(Task objective) Select the lines that hold the word "this" and copy each one.

-- Start of Record extracts --

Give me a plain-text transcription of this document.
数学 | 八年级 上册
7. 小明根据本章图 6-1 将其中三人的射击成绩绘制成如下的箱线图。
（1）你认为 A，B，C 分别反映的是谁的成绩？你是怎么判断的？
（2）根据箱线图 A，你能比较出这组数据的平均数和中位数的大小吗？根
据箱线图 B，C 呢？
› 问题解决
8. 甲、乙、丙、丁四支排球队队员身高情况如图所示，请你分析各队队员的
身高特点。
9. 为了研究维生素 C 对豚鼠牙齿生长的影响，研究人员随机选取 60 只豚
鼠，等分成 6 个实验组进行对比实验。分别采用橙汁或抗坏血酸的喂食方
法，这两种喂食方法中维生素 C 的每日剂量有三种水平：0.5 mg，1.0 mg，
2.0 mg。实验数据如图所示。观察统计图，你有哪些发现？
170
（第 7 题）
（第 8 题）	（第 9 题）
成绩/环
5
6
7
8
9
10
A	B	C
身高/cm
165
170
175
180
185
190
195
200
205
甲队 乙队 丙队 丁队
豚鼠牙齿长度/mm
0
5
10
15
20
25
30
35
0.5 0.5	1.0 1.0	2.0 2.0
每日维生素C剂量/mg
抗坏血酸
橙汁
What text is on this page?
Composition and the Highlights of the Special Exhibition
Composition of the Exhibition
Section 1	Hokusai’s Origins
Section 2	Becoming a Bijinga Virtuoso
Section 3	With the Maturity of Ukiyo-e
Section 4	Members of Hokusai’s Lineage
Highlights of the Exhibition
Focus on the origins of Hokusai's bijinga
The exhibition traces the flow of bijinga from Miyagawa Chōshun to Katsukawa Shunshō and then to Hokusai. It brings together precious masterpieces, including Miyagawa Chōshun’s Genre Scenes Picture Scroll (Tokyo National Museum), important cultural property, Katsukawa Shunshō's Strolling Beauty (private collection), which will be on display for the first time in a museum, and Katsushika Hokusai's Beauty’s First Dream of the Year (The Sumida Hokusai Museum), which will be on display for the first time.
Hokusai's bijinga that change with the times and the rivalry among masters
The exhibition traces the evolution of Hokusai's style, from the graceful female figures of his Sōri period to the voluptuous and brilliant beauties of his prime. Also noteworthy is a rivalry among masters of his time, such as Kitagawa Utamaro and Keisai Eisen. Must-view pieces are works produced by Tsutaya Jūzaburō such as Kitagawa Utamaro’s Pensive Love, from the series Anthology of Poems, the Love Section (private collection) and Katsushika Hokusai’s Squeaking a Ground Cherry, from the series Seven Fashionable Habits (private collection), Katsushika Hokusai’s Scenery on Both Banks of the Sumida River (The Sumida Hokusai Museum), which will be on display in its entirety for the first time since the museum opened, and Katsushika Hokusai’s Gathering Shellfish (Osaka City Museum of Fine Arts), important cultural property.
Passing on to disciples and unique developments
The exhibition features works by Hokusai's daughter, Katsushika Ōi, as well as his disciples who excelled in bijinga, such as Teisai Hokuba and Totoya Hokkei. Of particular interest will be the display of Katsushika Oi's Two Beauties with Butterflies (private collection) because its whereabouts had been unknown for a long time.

-- End of Record extracts --

(Exercise answer)
Give me a plain-text transcription of this document.
What text is on this page?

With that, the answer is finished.